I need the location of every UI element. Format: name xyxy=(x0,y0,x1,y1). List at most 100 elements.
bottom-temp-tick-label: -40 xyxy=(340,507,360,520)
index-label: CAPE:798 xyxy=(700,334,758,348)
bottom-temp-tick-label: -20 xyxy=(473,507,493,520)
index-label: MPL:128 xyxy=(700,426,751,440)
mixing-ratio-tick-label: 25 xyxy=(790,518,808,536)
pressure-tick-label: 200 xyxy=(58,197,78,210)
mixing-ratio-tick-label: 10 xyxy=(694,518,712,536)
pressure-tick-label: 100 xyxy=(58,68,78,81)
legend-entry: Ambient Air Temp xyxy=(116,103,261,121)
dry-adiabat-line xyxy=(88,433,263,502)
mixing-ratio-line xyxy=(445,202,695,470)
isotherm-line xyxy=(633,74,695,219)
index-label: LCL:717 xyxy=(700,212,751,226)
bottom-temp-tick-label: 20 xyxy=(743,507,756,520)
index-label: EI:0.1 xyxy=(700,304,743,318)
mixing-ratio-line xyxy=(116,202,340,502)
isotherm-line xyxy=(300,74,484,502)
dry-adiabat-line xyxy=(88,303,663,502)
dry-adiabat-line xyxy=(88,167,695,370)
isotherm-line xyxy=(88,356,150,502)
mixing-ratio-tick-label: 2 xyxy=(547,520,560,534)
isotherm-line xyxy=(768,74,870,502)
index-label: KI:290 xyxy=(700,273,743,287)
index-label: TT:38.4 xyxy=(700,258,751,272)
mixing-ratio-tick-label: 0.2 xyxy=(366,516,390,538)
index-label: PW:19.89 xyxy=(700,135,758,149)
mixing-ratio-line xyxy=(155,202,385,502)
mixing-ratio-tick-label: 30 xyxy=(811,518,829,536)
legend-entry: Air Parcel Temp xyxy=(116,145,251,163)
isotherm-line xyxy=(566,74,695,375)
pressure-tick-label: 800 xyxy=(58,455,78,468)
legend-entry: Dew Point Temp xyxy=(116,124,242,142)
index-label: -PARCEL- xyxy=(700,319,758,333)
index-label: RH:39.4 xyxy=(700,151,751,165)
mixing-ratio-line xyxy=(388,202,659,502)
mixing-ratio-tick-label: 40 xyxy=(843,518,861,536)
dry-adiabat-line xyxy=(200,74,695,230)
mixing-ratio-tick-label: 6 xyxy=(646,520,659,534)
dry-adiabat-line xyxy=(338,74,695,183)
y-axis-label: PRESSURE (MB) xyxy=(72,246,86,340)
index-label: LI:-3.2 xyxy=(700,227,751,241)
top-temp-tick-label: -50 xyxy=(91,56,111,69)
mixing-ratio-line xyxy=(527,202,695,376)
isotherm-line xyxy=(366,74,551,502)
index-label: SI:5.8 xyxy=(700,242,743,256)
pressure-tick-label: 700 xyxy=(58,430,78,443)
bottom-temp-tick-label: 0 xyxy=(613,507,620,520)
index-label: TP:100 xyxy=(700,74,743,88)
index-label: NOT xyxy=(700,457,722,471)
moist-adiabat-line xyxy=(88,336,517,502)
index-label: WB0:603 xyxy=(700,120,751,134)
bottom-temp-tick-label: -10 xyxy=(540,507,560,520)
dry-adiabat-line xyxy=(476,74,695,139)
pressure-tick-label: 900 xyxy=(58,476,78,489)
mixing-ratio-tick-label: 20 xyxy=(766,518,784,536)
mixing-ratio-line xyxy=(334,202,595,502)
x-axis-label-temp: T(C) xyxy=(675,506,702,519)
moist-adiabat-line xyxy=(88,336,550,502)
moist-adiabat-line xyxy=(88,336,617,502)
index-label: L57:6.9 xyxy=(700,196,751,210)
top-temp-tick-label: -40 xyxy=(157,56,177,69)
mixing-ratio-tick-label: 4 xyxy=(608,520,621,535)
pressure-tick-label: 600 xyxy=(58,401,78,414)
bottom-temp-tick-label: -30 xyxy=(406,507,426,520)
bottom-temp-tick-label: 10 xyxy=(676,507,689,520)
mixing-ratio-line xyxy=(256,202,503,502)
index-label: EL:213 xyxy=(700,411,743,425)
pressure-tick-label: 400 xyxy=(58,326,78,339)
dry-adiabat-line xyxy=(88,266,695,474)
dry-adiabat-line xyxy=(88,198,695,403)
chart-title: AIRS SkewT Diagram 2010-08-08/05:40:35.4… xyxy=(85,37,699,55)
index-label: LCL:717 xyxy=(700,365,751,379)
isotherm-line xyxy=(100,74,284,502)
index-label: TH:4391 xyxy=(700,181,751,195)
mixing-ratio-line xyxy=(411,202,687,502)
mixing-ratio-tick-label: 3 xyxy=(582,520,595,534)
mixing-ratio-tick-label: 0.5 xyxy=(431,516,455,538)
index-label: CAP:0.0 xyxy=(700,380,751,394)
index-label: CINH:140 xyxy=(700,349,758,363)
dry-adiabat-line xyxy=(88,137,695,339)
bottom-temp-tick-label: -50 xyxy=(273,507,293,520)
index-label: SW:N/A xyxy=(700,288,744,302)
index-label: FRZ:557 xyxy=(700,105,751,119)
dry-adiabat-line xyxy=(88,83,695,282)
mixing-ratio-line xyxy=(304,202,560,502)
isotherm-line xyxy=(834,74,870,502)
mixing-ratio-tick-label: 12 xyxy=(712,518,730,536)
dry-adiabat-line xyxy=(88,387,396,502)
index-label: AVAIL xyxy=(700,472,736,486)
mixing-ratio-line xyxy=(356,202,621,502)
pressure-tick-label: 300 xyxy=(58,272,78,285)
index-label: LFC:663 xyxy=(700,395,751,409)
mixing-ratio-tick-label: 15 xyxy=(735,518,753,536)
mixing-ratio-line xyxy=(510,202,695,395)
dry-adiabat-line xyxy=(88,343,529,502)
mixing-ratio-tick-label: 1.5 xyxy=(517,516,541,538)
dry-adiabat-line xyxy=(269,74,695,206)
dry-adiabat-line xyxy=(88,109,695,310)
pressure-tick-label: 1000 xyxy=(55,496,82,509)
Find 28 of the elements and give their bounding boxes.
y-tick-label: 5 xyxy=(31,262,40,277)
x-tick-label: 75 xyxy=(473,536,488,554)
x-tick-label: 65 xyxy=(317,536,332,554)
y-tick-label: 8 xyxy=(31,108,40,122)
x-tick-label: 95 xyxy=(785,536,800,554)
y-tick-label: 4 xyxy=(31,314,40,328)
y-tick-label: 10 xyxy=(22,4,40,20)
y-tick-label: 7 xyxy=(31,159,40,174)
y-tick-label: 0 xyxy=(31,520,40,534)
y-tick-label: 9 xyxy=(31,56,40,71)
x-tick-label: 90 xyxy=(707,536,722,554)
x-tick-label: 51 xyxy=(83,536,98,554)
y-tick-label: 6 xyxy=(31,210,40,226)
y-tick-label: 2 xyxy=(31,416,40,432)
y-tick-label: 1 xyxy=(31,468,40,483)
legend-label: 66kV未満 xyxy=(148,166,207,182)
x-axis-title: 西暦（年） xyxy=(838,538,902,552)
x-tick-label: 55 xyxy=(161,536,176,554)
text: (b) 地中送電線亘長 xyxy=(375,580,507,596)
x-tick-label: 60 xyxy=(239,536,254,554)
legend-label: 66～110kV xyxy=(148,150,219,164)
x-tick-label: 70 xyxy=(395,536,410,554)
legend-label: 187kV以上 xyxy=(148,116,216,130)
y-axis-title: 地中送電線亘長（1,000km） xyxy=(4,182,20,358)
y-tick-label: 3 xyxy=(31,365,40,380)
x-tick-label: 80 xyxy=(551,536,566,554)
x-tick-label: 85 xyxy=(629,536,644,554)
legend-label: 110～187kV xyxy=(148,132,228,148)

== == ==

> [Brief]
Rewrite the material above, replacing "isotherm-line" with "isotherm" everywhere it occurs and leaving everything else unchanged.

> [Output of the task]
I need the location of every UI element. Format: name xyxy=(x0,y0,x1,y1). List at most 100 elements.
bottom-temp-tick-label: -40 xyxy=(340,507,360,520)
index-label: CAPE:798 xyxy=(700,334,758,348)
bottom-temp-tick-label: -20 xyxy=(473,507,493,520)
index-label: MPL:128 xyxy=(700,426,751,440)
mixing-ratio-tick-label: 25 xyxy=(790,518,808,536)
pressure-tick-label: 200 xyxy=(58,197,78,210)
mixing-ratio-tick-label: 10 xyxy=(694,518,712,536)
pressure-tick-label: 100 xyxy=(58,68,78,81)
legend-entry: Ambient Air Temp xyxy=(116,103,261,121)
dry-adiabat-line xyxy=(88,433,263,502)
mixing-ratio-line xyxy=(445,202,695,470)
isotherm xyxy=(633,74,695,219)
index-label: LCL:717 xyxy=(700,212,751,226)
bottom-temp-tick-label: 20 xyxy=(743,507,756,520)
index-label: EI:0.1 xyxy=(700,304,743,318)
mixing-ratio-line xyxy=(116,202,340,502)
isotherm xyxy=(300,74,484,502)
dry-adiabat-line xyxy=(88,303,663,502)
dry-adiabat-line xyxy=(88,167,695,370)
isotherm xyxy=(88,356,150,502)
mixing-ratio-tick-label: 2 xyxy=(547,520,560,534)
isotherm xyxy=(768,74,870,502)
index-label: KI:290 xyxy=(700,273,743,287)
index-label: TT:38.4 xyxy=(700,258,751,272)
mixing-ratio-tick-label: 0.2 xyxy=(366,516,390,538)
index-label: PW:19.89 xyxy=(700,135,758,149)
mixing-ratio-line xyxy=(155,202,385,502)
mixing-ratio-tick-label: 30 xyxy=(811,518,829,536)
legend-entry: Air Parcel Temp xyxy=(116,145,251,163)
isotherm xyxy=(566,74,695,375)
pressure-tick-label: 800 xyxy=(58,455,78,468)
legend-entry: Dew Point Temp xyxy=(116,124,242,142)
index-label: -PARCEL- xyxy=(700,319,758,333)
index-label: RH:39.4 xyxy=(700,151,751,165)
mixing-ratio-line xyxy=(388,202,659,502)
mixing-ratio-tick-label: 40 xyxy=(843,518,861,536)
dry-adiabat-line xyxy=(200,74,695,230)
mixing-ratio-tick-label: 6 xyxy=(646,520,659,534)
dry-adiabat-line xyxy=(338,74,695,183)
y-axis-label: PRESSURE (MB) xyxy=(72,246,86,340)
index-label: LI:-3.2 xyxy=(700,227,751,241)
top-temp-tick-label: -50 xyxy=(91,56,111,69)
mixing-ratio-line xyxy=(527,202,695,376)
isotherm xyxy=(366,74,551,502)
index-label: SI:5.8 xyxy=(700,242,743,256)
pressure-tick-label: 700 xyxy=(58,430,78,443)
bottom-temp-tick-label: 0 xyxy=(613,507,620,520)
index-label: TP:100 xyxy=(700,74,743,88)
index-label: NOT xyxy=(700,457,722,471)
moist-adiabat-line xyxy=(88,336,517,502)
index-label: WB0:603 xyxy=(700,120,751,134)
bottom-temp-tick-label: -10 xyxy=(540,507,560,520)
dry-adiabat-line xyxy=(476,74,695,139)
pressure-tick-label: 900 xyxy=(58,476,78,489)
mixing-ratio-tick-label: 20 xyxy=(766,518,784,536)
mixing-ratio-line xyxy=(334,202,595,502)
x-axis-label-temp: T(C) xyxy=(675,506,702,519)
moist-adiabat-line xyxy=(88,336,550,502)
moist-adiabat-line xyxy=(88,336,617,502)
index-label: L57:6.9 xyxy=(700,196,751,210)
top-temp-tick-label: -40 xyxy=(157,56,177,69)
mixing-ratio-tick-label: 4 xyxy=(608,520,621,535)
pressure-tick-label: 600 xyxy=(58,401,78,414)
bottom-temp-tick-label: -30 xyxy=(406,507,426,520)
bottom-temp-tick-label: 10 xyxy=(676,507,689,520)
mixing-ratio-line xyxy=(256,202,503,502)
index-label: EL:213 xyxy=(700,411,743,425)
pressure-tick-label: 400 xyxy=(58,326,78,339)
dry-adiabat-line xyxy=(88,266,695,474)
dry-adiabat-line xyxy=(88,198,695,403)
chart-title: AIRS SkewT Diagram 2010-08-08/05:40:35.4… xyxy=(85,37,699,55)
index-label: LCL:717 xyxy=(700,365,751,379)
isotherm xyxy=(100,74,284,502)
index-label: TH:4391 xyxy=(700,181,751,195)
mixing-ratio-line xyxy=(411,202,687,502)
mixing-ratio-tick-label: 3 xyxy=(582,520,595,534)
mixing-ratio-tick-label: 0.5 xyxy=(431,516,455,538)
index-label: CAP:0.0 xyxy=(700,380,751,394)
index-label: CINH:140 xyxy=(700,349,758,363)
dry-adiabat-line xyxy=(88,137,695,339)
bottom-temp-tick-label: -50 xyxy=(273,507,293,520)
index-label: SW:N/A xyxy=(700,288,744,302)
index-label: FRZ:557 xyxy=(700,105,751,119)
dry-adiabat-line xyxy=(88,83,695,282)
mixing-ratio-line xyxy=(304,202,560,502)
isotherm xyxy=(834,74,870,502)
mixing-ratio-tick-label: 12 xyxy=(712,518,730,536)
dry-adiabat-line xyxy=(88,387,396,502)
index-label: AVAIL xyxy=(700,472,736,486)
mixing-ratio-line xyxy=(356,202,621,502)
pressure-tick-label: 300 xyxy=(58,272,78,285)
index-label: LFC:663 xyxy=(700,395,751,409)
mixing-ratio-tick-label: 15 xyxy=(735,518,753,536)
mixing-ratio-line xyxy=(510,202,695,395)
dry-adiabat-line xyxy=(88,343,529,502)
mixing-ratio-tick-label: 1.5 xyxy=(517,516,541,538)
dry-adiabat-line xyxy=(269,74,695,206)
dry-adiabat-line xyxy=(88,109,695,310)
pressure-tick-label: 1000 xyxy=(55,496,82,509)
Find 28 of the elements and give their bounding boxes.
y-tick-label: 5 xyxy=(31,262,40,277)
x-tick-label: 75 xyxy=(473,536,488,554)
x-tick-label: 65 xyxy=(317,536,332,554)
y-tick-label: 8 xyxy=(31,108,40,122)
x-tick-label: 95 xyxy=(785,536,800,554)
y-tick-label: 4 xyxy=(31,314,40,328)
y-tick-label: 10 xyxy=(22,4,40,20)
y-tick-label: 7 xyxy=(31,159,40,174)
y-tick-label: 0 xyxy=(31,520,40,534)
y-tick-label: 9 xyxy=(31,56,40,71)
x-tick-label: 90 xyxy=(707,536,722,554)
x-tick-label: 51 xyxy=(83,536,98,554)
y-tick-label: 6 xyxy=(31,210,40,226)
y-tick-label: 2 xyxy=(31,416,40,432)
y-tick-label: 1 xyxy=(31,468,40,483)
legend-label: 66kV未満 xyxy=(148,166,207,182)
x-axis-title: 西暦（年） xyxy=(838,538,902,552)
x-tick-label: 55 xyxy=(161,536,176,554)
text: (b) 地中送電線亘長 xyxy=(375,580,507,596)
x-tick-label: 60 xyxy=(239,536,254,554)
legend-label: 66～110kV xyxy=(148,150,219,164)
x-tick-label: 70 xyxy=(395,536,410,554)
legend-label: 187kV以上 xyxy=(148,116,216,130)
y-axis-title: 地中送電線亘長（1,000km） xyxy=(4,182,20,358)
y-tick-label: 3 xyxy=(31,365,40,380)
x-tick-label: 80 xyxy=(551,536,566,554)
x-tick-label: 85 xyxy=(629,536,644,554)
legend-label: 110～187kV xyxy=(148,132,228,148)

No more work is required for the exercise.